The records

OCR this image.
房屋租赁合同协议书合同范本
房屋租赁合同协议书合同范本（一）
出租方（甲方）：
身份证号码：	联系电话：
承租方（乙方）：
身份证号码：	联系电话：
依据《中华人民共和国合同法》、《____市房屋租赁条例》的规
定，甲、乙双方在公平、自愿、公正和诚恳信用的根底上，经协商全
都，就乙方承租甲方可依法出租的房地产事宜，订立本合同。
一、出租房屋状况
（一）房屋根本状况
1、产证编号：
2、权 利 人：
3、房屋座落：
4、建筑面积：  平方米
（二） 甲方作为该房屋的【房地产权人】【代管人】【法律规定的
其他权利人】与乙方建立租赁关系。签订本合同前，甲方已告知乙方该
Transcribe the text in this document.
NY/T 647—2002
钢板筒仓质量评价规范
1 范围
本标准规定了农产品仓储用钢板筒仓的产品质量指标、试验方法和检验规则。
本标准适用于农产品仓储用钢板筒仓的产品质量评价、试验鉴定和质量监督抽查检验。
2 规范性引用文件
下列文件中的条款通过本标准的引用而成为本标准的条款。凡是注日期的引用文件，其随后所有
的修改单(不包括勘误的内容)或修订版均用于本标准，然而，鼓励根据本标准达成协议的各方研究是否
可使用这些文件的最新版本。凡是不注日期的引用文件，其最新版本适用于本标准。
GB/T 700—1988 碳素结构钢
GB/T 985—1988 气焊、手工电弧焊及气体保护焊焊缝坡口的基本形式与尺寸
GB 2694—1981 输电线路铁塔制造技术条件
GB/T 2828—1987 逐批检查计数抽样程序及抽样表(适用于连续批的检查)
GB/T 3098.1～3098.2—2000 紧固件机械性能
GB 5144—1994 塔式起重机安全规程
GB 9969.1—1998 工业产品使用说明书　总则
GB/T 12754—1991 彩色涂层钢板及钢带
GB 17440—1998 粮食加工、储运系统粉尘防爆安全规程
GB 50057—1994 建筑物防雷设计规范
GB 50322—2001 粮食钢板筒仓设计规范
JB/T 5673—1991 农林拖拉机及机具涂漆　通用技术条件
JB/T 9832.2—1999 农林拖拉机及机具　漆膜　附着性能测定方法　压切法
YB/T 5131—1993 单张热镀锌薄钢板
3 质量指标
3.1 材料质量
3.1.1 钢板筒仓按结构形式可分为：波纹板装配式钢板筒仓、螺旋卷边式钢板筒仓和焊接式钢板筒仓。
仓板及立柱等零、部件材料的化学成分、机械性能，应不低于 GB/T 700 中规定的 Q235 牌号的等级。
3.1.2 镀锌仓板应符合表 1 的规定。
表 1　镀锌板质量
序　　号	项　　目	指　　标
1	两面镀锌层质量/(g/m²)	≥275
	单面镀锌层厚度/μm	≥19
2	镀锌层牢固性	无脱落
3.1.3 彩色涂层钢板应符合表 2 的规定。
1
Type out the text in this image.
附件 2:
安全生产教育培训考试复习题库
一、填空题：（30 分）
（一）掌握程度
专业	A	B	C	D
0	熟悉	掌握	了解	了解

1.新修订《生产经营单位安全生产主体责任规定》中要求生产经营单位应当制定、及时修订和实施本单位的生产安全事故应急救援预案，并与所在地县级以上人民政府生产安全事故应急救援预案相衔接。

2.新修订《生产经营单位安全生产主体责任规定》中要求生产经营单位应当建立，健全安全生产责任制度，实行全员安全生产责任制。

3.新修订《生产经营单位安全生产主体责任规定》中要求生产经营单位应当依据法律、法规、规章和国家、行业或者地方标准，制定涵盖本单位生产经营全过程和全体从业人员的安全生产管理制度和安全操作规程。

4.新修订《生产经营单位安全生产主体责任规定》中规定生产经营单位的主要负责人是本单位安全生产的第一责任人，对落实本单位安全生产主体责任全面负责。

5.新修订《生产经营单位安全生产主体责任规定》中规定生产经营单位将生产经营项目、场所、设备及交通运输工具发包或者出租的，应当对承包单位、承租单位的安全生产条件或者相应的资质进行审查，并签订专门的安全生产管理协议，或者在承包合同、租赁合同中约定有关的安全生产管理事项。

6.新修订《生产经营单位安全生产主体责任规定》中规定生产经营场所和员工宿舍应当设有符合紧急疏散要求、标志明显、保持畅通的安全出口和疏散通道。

The request
Once more, set down the full listing, verbatim.

Finished answer
OCR this image.
房屋租赁合同协议书合同范本
房屋租赁合同协议书合同范本（一）
出租方（甲方）：
身份证号码：	联系电话：
承租方（乙方）：
身份证号码：	联系电话：
依据《中华人民共和国合同法》、《____市房屋租赁条例》的规
定，甲、乙双方在公平、自愿、公正和诚恳信用的根底上，经协商全
都，就乙方承租甲方可依法出租的房地产事宜，订立本合同。
一、出租房屋状况
（一）房屋根本状况
1、产证编号：
2、权 利 人：
3、房屋座落：
4、建筑面积：  平方米
（二） 甲方作为该房屋的【房地产权人】【代管人】【法律规定的
其他权利人】与乙方建立租赁关系。签订本合同前，甲方已告知乙方该
Transcribe the text in this document.
NY/T 647—2002
钢板筒仓质量评价规范
1 范围
本标准规定了农产品仓储用钢板筒仓的产品质量指标、试验方法和检验规则。
本标准适用于农产品仓储用钢板筒仓的产品质量评价、试验鉴定和质量监督抽查检验。
2 规范性引用文件
下列文件中的条款通过本标准的引用而成为本标准的条款。凡是注日期的引用文件，其随后所有
的修改单(不包括勘误的内容)或修订版均用于本标准，然而，鼓励根据本标准达成协议的各方研究是否
可使用这些文件的最新版本。凡是不注日期的引用文件，其最新版本适用于本标准。
GB/T 700—1988 碳素结构钢
GB/T 985—1988 气焊、手工电弧焊及气体保护焊焊缝坡口的基本形式与尺寸
GB 2694—1981 输电线路铁塔制造技术条件
GB/T 2828—1987 逐批检查计数抽样程序及抽样表(适用于连续批的检查)
GB/T 3098.1～3098.2—2000 紧固件机械性能
GB 5144—1994 塔式起重机安全规程
GB 9969.1—1998 工业产品使用说明书　总则
GB/T 12754—1991 彩色涂层钢板及钢带
GB 17440—1998 粮食加工、储运系统粉尘防爆安全规程
GB 50057—1994 建筑物防雷设计规范
GB 50322—2001 粮食钢板筒仓设计规范
JB/T 5673—1991 农林拖拉机及机具涂漆　通用技术条件
JB/T 9832.2—1999 农林拖拉机及机具　漆膜　附着性能测定方法　压切法
YB/T 5131—1993 单张热镀锌薄钢板
3 质量指标
3.1 材料质量
3.1.1 钢板筒仓按结构形式可分为：波纹板装配式钢板筒仓、螺旋卷边式钢板筒仓和焊接式钢板筒仓。
仓板及立柱等零、部件材料的化学成分、机械性能，应不低于 GB/T 700 中规定的 Q235 牌号的等级。
3.1.2 镀锌仓板应符合表 1 的规定。
表 1　镀锌板质量
序　　号	项　　目	指　　标
1	两面镀锌层质量/(g/m²)	≥275
	单面镀锌层厚度/μm	≥19
2	镀锌层牢固性	无脱落
3.1.3 彩色涂层钢板应符合表 2 的规定。
1
Type out the text in this image.
附件 2:
安全生产教育培训考试复习题库
一、填空题：（30 分）
（一）掌握程度
专业	A	B	C	D
0	熟悉	掌握	了解	了解

1.新修订《生产经营单位安全生产主体责任规定》中要求生产经营单位应当制定、及时修订和实施本单位的生产安全事故应急救援预案，并与所在地县级以上人民政府生产安全事故应急救援预案相衔接。

2.新修订《生产经营单位安全生产主体责任规定》中要求生产经营单位应当建立，健全安全生产责任制度，实行全员安全生产责任制。

3.新修订《生产经营单位安全生产主体责任规定》中要求生产经营单位应当依据法律、法规、规章和国家、行业或者地方标准，制定涵盖本单位生产经营全过程和全体从业人员的安全生产管理制度和安全操作规程。

4.新修订《生产经营单位安全生产主体责任规定》中规定生产经营单位的主要负责人是本单位安全生产的第一责任人，对落实本单位安全生产主体责任全面负责。

5.新修订《生产经营单位安全生产主体责任规定》中规定生产经营单位将生产经营项目、场所、设备及交通运输工具发包或者出租的，应当对承包单位、承租单位的安全生产条件或者相应的资质进行审查，并签订专门的安全生产管理协议，或者在承包合同、租赁合同中约定有关的安全生产管理事项。

6.新修订《生产经营单位安全生产主体责任规定》中规定生产经营场所和员工宿舍应当设有符合紧急疏散要求、标志明显、保持畅通的安全出口和疏散通道。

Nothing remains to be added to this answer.